Task details:
Find each line with the word "Delivery" and copy it.

Source data:

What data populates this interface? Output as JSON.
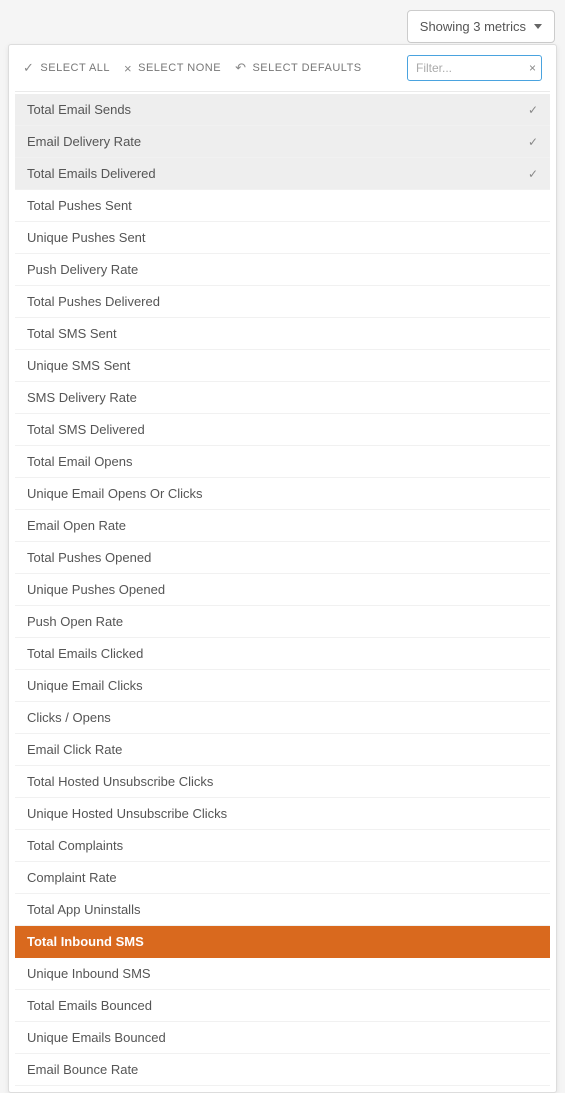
{
  "header": {
    "toggle_label": "Showing 3 metrics"
  },
  "toolbar": {
    "select_all_label": "SELECT ALL",
    "select_none_label": "SELECT NONE",
    "select_defaults_label": "SELECT DEFAULTS",
    "filter_placeholder": "Filter...",
    "filter_value": ""
  },
  "metrics": [
    {
      "label": "Total Email Sends",
      "selected": true,
      "highlighted": false
    },
    {
      "label": "Email Delivery Rate",
      "selected": true,
      "highlighted": false
    },
    {
      "label": "Total Emails Delivered",
      "selected": true,
      "highlighted": false
    },
    {
      "label": "Total Pushes Sent",
      "selected": false,
      "highlighted": false
    },
    {
      "label": "Unique Pushes Sent",
      "selected": false,
      "highlighted": false
    },
    {
      "label": "Push Delivery Rate",
      "selected": false,
      "highlighted": false
    },
    {
      "label": "Total Pushes Delivered",
      "selected": false,
      "highlighted": false
    },
    {
      "label": "Total SMS Sent",
      "selected": false,
      "highlighted": false
    },
    {
      "label": "Unique SMS Sent",
      "selected": false,
      "highlighted": false
    },
    {
      "label": "SMS Delivery Rate",
      "selected": false,
      "highlighted": false
    },
    {
      "label": "Total SMS Delivered",
      "selected": false,
      "highlighted": false
    },
    {
      "label": "Total Email Opens",
      "selected": false,
      "highlighted": false
    },
    {
      "label": "Unique Email Opens Or Clicks",
      "selected": false,
      "highlighted": false
    },
    {
      "label": "Email Open Rate",
      "selected": false,
      "highlighted": false
    },
    {
      "label": "Total Pushes Opened",
      "selected": false,
      "highlighted": false
    },
    {
      "label": "Unique Pushes Opened",
      "selected": false,
      "highlighted": false
    },
    {
      "label": "Push Open Rate",
      "selected": false,
      "highlighted": false
    },
    {
      "label": "Total Emails Clicked",
      "selected": false,
      "highlighted": false
    },
    {
      "label": "Unique Email Clicks",
      "selected": false,
      "highlighted": false
    },
    {
      "label": "Clicks / Opens",
      "selected": false,
      "highlighted": false
    },
    {
      "label": "Email Click Rate",
      "selected": false,
      "highlighted": false
    },
    {
      "label": "Total Hosted Unsubscribe Clicks",
      "selected": false,
      "highlighted": false
    },
    {
      "label": "Unique Hosted Unsubscribe Clicks",
      "selected": false,
      "highlighted": false
    },
    {
      "label": "Total Complaints",
      "selected": false,
      "highlighted": false
    },
    {
      "label": "Complaint Rate",
      "selected": false,
      "highlighted": false
    },
    {
      "label": "Total App Uninstalls",
      "selected": false,
      "highlighted": false
    },
    {
      "label": "Total Inbound SMS",
      "selected": false,
      "highlighted": true
    },
    {
      "label": "Unique Inbound SMS",
      "selected": false,
      "highlighted": false
    },
    {
      "label": "Total Emails Bounced",
      "selected": false,
      "highlighted": false
    },
    {
      "label": "Unique Emails Bounced",
      "selected": false,
      "highlighted": false
    },
    {
      "label": "Email Bounce Rate",
      "selected": false,
      "highlighted": false
    }
  ]
}
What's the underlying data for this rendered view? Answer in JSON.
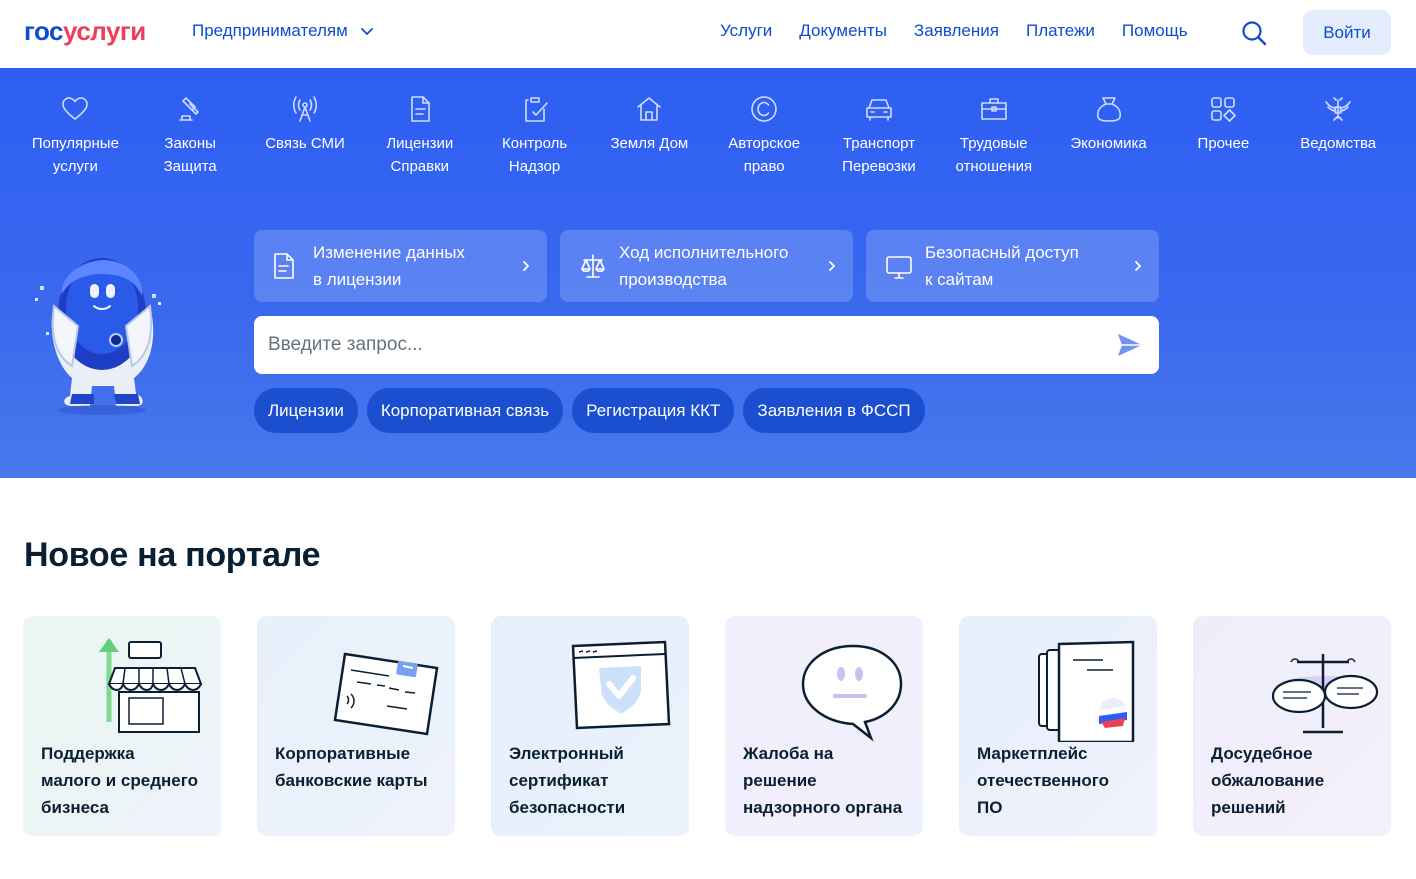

Task solution:
      "label": "Email Delivery Rate",
      "label": "Push Delivery Rate",
      "label": "SMS Delivery Rate",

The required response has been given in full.